** START Input rows **

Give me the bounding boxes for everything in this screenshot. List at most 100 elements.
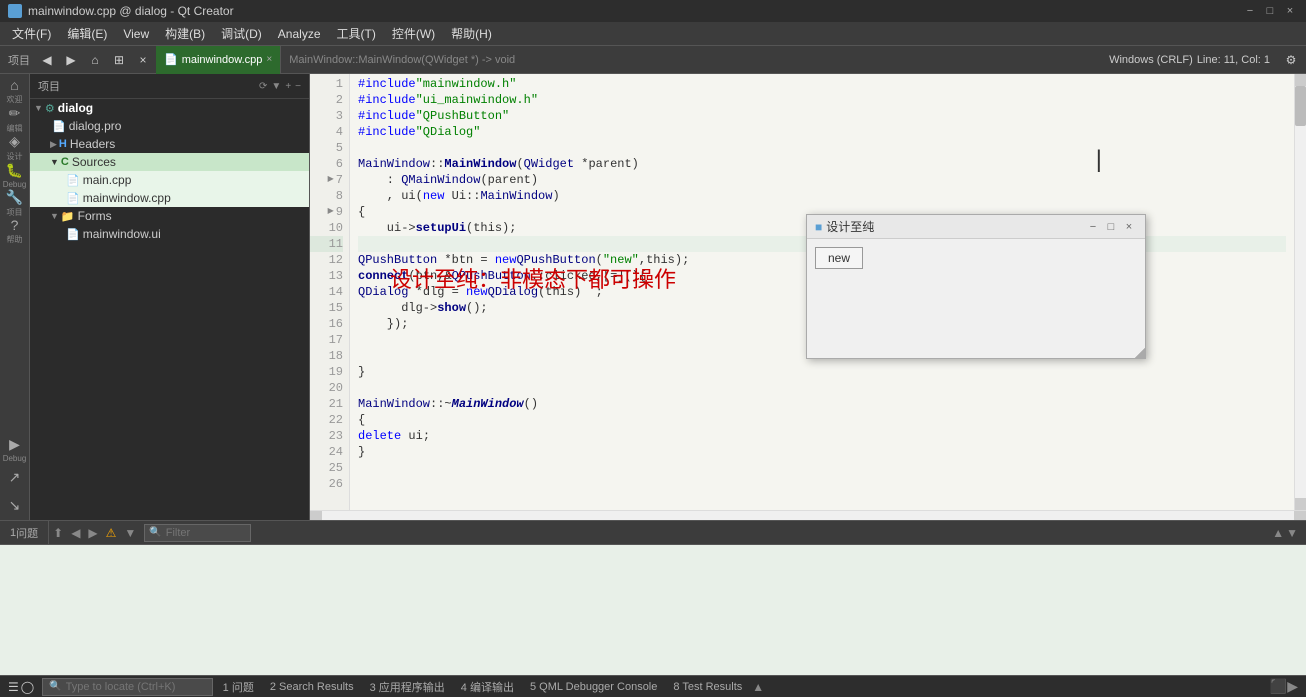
menu-tools[interactable]: 工具(T) (329, 23, 384, 44)
locate-box[interactable]: 🔍 (42, 678, 212, 696)
toolbar-forward-btn[interactable]: ▶ (60, 49, 82, 71)
status-app-output[interactable]: 3 应用程序输出 (364, 679, 451, 695)
status-qml[interactable]: 5 QML Debugger Console (524, 681, 663, 693)
sidebar-step[interactable]: ↗ (2, 464, 28, 490)
dialog-close-btn[interactable]: × (1121, 220, 1137, 234)
tree-mainwindow-cpp[interactable]: 📄 mainwindow.cpp (30, 189, 309, 207)
debug-icon: 🐛 (6, 162, 23, 179)
editor-hscroll[interactable]: ◀ ▶ (310, 510, 1306, 520)
toolbar-home-btn[interactable]: ⌂ (84, 49, 106, 71)
debug-label: Debug (3, 180, 27, 189)
titlebar-title: mainwindow.cpp @ dialog - Qt Creator (28, 4, 234, 18)
dialog-titlebar: ■ 设计至纯 − □ × (807, 215, 1145, 239)
tree-main-cpp[interactable]: 📄 main.cpp (30, 171, 309, 189)
minus-icon[interactable]: − (295, 81, 301, 92)
menu-help[interactable]: 帮助(H) (443, 23, 500, 44)
bottom-content (0, 545, 1306, 675)
tree-label-dialog: dialog (58, 101, 93, 115)
sidebar-welcome[interactable]: ⌂ 欢迎 (2, 78, 28, 104)
dialog-controls[interactable]: − □ × (1085, 220, 1137, 234)
dialog-new-btn[interactable]: new (815, 247, 863, 269)
status-search-results[interactable]: 2 Search Results (264, 681, 360, 693)
project-icon-label: 项目 (7, 207, 23, 218)
sidebar-step2[interactable]: ↘ (2, 492, 28, 518)
status-arrow-up[interactable]: ▲ (752, 680, 764, 694)
code-line-3: #include "QPushButton" (358, 108, 1286, 124)
minimize-btn[interactable]: − (1242, 4, 1258, 18)
collapse-down-btn[interactable]: ▼ (1286, 526, 1298, 540)
status-test[interactable]: 8 Test Results (667, 681, 748, 693)
tree-sources[interactable]: ▼ C Sources (30, 153, 309, 171)
locate-icon: 🔍 (49, 681, 61, 692)
sync-icon[interactable]: ⟳ (259, 81, 267, 92)
step-icon: ↗ (9, 469, 21, 486)
bottom-tab-icons-1[interactable]: ⬆ (49, 526, 67, 540)
dialog-resize-handle[interactable] (1135, 348, 1145, 358)
menu-debug[interactable]: 调试(D) (213, 23, 270, 44)
sidebar-design[interactable]: ◈ 设计 (2, 134, 28, 160)
toolbar-split-btn[interactable]: ⊞ (108, 49, 130, 71)
sidebar-bottom-debug[interactable]: ▶ Debug (2, 436, 28, 462)
filter-icon[interactable]: ▼ (271, 81, 281, 92)
menu-file[interactable]: 文件(F) (4, 23, 59, 44)
menu-build[interactable]: 构建(B) (157, 23, 213, 44)
sidebar-project[interactable]: 🔧 项目 (2, 190, 28, 216)
collapse-up-btn[interactable]: ▲ (1272, 526, 1284, 540)
file-tree-header: 项目 ⟳ ▼ + − (30, 74, 309, 99)
tree-forms[interactable]: ▼ 📁 Forms (30, 207, 309, 225)
maximize-btn[interactable]: □ (1262, 4, 1278, 18)
status-right-icon2[interactable]: ▶ (1287, 678, 1298, 695)
status-icon-2: ◯ (21, 680, 34, 694)
code-line-20 (358, 380, 1286, 396)
design-icon: ◈ (9, 133, 20, 150)
tab-mainwindow-cpp[interactable]: 📄 mainwindow.cpp × (156, 46, 281, 74)
tab-close-btn[interactable]: × (266, 54, 272, 65)
dialog-maximize-btn[interactable]: □ (1103, 220, 1119, 234)
status-icons: ☰ ◯ (8, 680, 34, 694)
menu-edit[interactable]: 编辑(E) (59, 23, 115, 44)
tree-headers[interactable]: ▶ H Headers (30, 135, 309, 153)
tree-dialog-pro[interactable]: 📄 dialog.pro (30, 117, 309, 135)
floating-dialog[interactable]: ■ 设计至纯 − □ × new (806, 214, 1146, 359)
bottom-tab-issues[interactable]: 1 问题 (0, 521, 49, 544)
tree-label-sources: Sources (72, 155, 116, 169)
toolbar-settings-btn[interactable]: ⚙ (1280, 49, 1302, 71)
status-left: ☰ ◯ 🔍 (8, 678, 213, 696)
filter-input[interactable] (166, 527, 246, 539)
toolbar-close-btn[interactable]: × (132, 49, 154, 71)
menu-view[interactable]: View (115, 25, 157, 43)
code-line-25 (358, 460, 1286, 476)
editor-content: 1 2 3 4 5 6 ▶7 8 ▶9 10 11 12 13 14 15 16 (310, 74, 1306, 510)
editor-vscroll[interactable]: ▲ ▼ (1294, 74, 1306, 510)
code-line-8: , ui(new Ui::MainWindow) (358, 188, 1286, 204)
warning-icon: ⚠ (102, 526, 121, 540)
dialog-minimize-btn[interactable]: − (1085, 220, 1101, 234)
status-right-icon1[interactable]: ⬛ (1270, 678, 1287, 695)
bottom-collapse-icons[interactable]: ▲ ▼ (1272, 526, 1306, 540)
titlebar-controls[interactable]: − □ × (1242, 4, 1298, 18)
tree-dialog-root[interactable]: ▼ ⚙ dialog (30, 99, 309, 117)
locate-input[interactable] (66, 681, 206, 693)
status-compile[interactable]: 4 编译输出 (455, 679, 520, 695)
encoding-info[interactable]: Windows (CRLF) (1109, 54, 1193, 66)
bottom-tab-icons-3[interactable]: ▶ (84, 526, 101, 540)
add-icon[interactable]: + (285, 81, 291, 92)
bottom-tab-icons-2[interactable]: ◀ (67, 526, 84, 540)
tree-label-mainwindowui: mainwindow.ui (83, 227, 161, 241)
menu-controls[interactable]: 控件(W) (384, 23, 443, 44)
sidebar-debug[interactable]: 🐛 Debug (2, 162, 28, 188)
sidebar-help[interactable]: ? 帮助 (2, 218, 28, 244)
filter-icon-bottom[interactable]: ▼ (120, 526, 140, 540)
status-issues[interactable]: 1 问题 (217, 679, 260, 695)
menu-analyze[interactable]: Analyze (270, 25, 329, 43)
tree-label-maincpp: main.cpp (83, 173, 132, 187)
tree-icon-mainwindowui: 📄 (66, 228, 80, 241)
code-line-23: delete ui; (358, 428, 1286, 444)
filter-box[interactable]: 🔍 (144, 524, 250, 542)
toolbar-back-btn[interactable]: ◀ (36, 49, 58, 71)
tree-label-headers: Headers (70, 137, 115, 151)
tree-mainwindow-ui[interactable]: 📄 mainwindow.ui (30, 225, 309, 243)
sidebar-edit[interactable]: ✏ 编辑 (2, 106, 28, 132)
bottom-tabs: 1 问题 ⬆ ◀ ▶ ⚠ ▼ 🔍 ▲ ▼ (0, 521, 1306, 545)
close-btn[interactable]: × (1282, 4, 1298, 18)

** END Input rows **

• Task requirements:
Copy these rows out word for word, leaving the pictures out.

• Finished task:
Give me the bounding boxes for everything in this screenshot. List at most 100 elements.
menu-tools[interactable]: 工具(T) (329, 23, 384, 44)
locate-box[interactable]: 🔍 (42, 678, 212, 696)
toolbar-forward-btn[interactable]: ▶ (60, 49, 82, 71)
status-app-output[interactable]: 3 应用程序输出 (364, 679, 451, 695)
status-qml[interactable]: 5 QML Debugger Console (524, 681, 663, 693)
sidebar-step[interactable]: ↗ (2, 464, 28, 490)
dialog-close-btn[interactable]: × (1121, 220, 1137, 234)
tree-mainwindow-cpp[interactable]: 📄 mainwindow.cpp (30, 189, 309, 207)
debug-icon: 🐛 (6, 162, 23, 179)
editor-hscroll[interactable]: ◀ ▶ (310, 510, 1306, 520)
toolbar-home-btn[interactable]: ⌂ (84, 49, 106, 71)
debug-label: Debug (3, 180, 27, 189)
titlebar-title: mainwindow.cpp @ dialog - Qt Creator (28, 4, 234, 18)
dialog-titlebar: ■ 设计至纯 − □ × (807, 215, 1145, 239)
tree-main-cpp[interactable]: 📄 main.cpp (30, 171, 309, 189)
minus-icon[interactable]: − (295, 81, 301, 92)
menu-help[interactable]: 帮助(H) (443, 23, 500, 44)
bottom-content (0, 545, 1306, 675)
tree-label-dialog: dialog (58, 101, 93, 115)
sidebar-welcome[interactable]: ⌂ 欢迎 (2, 78, 28, 104)
dialog-controls[interactable]: − □ × (1085, 220, 1137, 234)
dialog-new-btn[interactable]: new (815, 247, 863, 269)
status-search-results[interactable]: 2 Search Results (264, 681, 360, 693)
project-icon-label: 项目 (7, 207, 23, 218)
sidebar-step2[interactable]: ↘ (2, 492, 28, 518)
status-arrow-up[interactable]: ▲ (752, 680, 764, 694)
code-line-3: #include "QPushButton" (358, 108, 1286, 124)
minimize-btn[interactable]: − (1242, 4, 1258, 18)
collapse-down-btn[interactable]: ▼ (1286, 526, 1298, 540)
status-test[interactable]: 8 Test Results (667, 681, 748, 693)
tree-sources[interactable]: ▼ C Sources (30, 153, 309, 171)
locate-icon: 🔍 (49, 681, 61, 692)
sync-icon[interactable]: ⟳ (259, 81, 267, 92)
step-icon: ↗ (9, 469, 21, 486)
bottom-tab-icons-1[interactable]: ⬆ (49, 526, 67, 540)
dialog-resize-handle[interactable] (1135, 348, 1145, 358)
menu-debug[interactable]: 调试(D) (213, 23, 270, 44)
sidebar-design[interactable]: ◈ 设计 (2, 134, 28, 160)
toolbar-split-btn[interactable]: ⊞ (108, 49, 130, 71)
sidebar-bottom-debug[interactable]: ▶ Debug (2, 436, 28, 462)
filter-icon[interactable]: ▼ (271, 81, 281, 92)
menu-file[interactable]: 文件(F) (4, 23, 59, 44)
menu-build[interactable]: 构建(B) (157, 23, 213, 44)
sidebar-project[interactable]: 🔧 项目 (2, 190, 28, 216)
collapse-up-btn[interactable]: ▲ (1272, 526, 1284, 540)
file-tree-header: 项目 ⟳ ▼ + − (30, 74, 309, 99)
tree-forms[interactable]: ▼ 📁 Forms (30, 207, 309, 225)
maximize-btn[interactable]: □ (1262, 4, 1278, 18)
status-right-icon2[interactable]: ▶ (1287, 678, 1298, 695)
status-icon-2: ◯ (21, 680, 34, 694)
code-line-20 (358, 380, 1286, 396)
design-icon: ◈ (9, 133, 20, 150)
tab-mainwindow-cpp[interactable]: 📄 mainwindow.cpp × (156, 46, 281, 74)
tab-close-btn[interactable]: × (266, 54, 272, 65)
dialog-maximize-btn[interactable]: □ (1103, 220, 1119, 234)
status-icons: ☰ ◯ (8, 680, 34, 694)
menu-edit[interactable]: 编辑(E) (59, 23, 115, 44)
tree-headers[interactable]: ▶ H Headers (30, 135, 309, 153)
tree-dialog-pro[interactable]: 📄 dialog.pro (30, 117, 309, 135)
floating-dialog[interactable]: ■ 设计至纯 − □ × new (806, 214, 1146, 359)
bottom-tab-issues[interactable]: 1 问题 (0, 521, 49, 544)
tree-label-sources: Sources (72, 155, 116, 169)
toolbar-settings-btn[interactable]: ⚙ (1280, 49, 1302, 71)
status-left: ☰ ◯ 🔍 (8, 678, 213, 696)
filter-input[interactable] (166, 527, 246, 539)
toolbar-close-btn[interactable]: × (132, 49, 154, 71)
menu-view[interactable]: View (115, 25, 157, 43)
code-line-25 (358, 460, 1286, 476)
editor-content: 1 2 3 4 5 6 ▶7 8 ▶9 10 11 12 13 14 15 16 (310, 74, 1306, 510)
editor-vscroll[interactable]: ▲ ▼ (1294, 74, 1306, 510)
code-line-8: , ui(new Ui::MainWindow) (358, 188, 1286, 204)
warning-icon: ⚠ (102, 526, 121, 540)
dialog-minimize-btn[interactable]: − (1085, 220, 1101, 234)
status-right-icon1[interactable]: ⬛ (1270, 678, 1287, 695)
bottom-collapse-icons[interactable]: ▲ ▼ (1272, 526, 1306, 540)
titlebar-controls[interactable]: − □ × (1242, 4, 1298, 18)
tree-dialog-root[interactable]: ▼ ⚙ dialog (30, 99, 309, 117)
locate-input[interactable] (66, 681, 206, 693)
status-compile[interactable]: 4 编译输出 (455, 679, 520, 695)
encoding-info[interactable]: Windows (CRLF) (1109, 54, 1193, 66)
bottom-tab-icons-3[interactable]: ▶ (84, 526, 101, 540)
add-icon[interactable]: + (285, 81, 291, 92)
bottom-tab-icons-2[interactable]: ◀ (67, 526, 84, 540)
tree-label-mainwindowui: mainwindow.ui (83, 227, 161, 241)
menu-controls[interactable]: 控件(W) (384, 23, 443, 44)
sidebar-debug[interactable]: 🐛 Debug (2, 162, 28, 188)
sidebar-help[interactable]: ? 帮助 (2, 218, 28, 244)
filter-icon-bottom[interactable]: ▼ (120, 526, 140, 540)
status-issues[interactable]: 1 问题 (217, 679, 260, 695)
menu-analyze[interactable]: Analyze (270, 25, 329, 43)
tree-label-maincpp: main.cpp (83, 173, 132, 187)
tree-icon-mainwindowui: 📄 (66, 228, 80, 241)
code-line-23: delete ui; (358, 428, 1286, 444)
filter-box[interactable]: 🔍 (144, 524, 250, 542)
toolbar-back-btn[interactable]: ◀ (36, 49, 58, 71)
tree-label-headers: Headers (70, 137, 115, 151)
tree-mainwindow-ui[interactable]: 📄 mainwindow.ui (30, 225, 309, 243)
sidebar-edit[interactable]: ✏ 编辑 (2, 106, 28, 132)
bottom-tabs: 1 问题 ⬆ ◀ ▶ ⚠ ▼ 🔍 ▲ ▼ (0, 521, 1306, 545)
close-btn[interactable]: × (1282, 4, 1298, 18)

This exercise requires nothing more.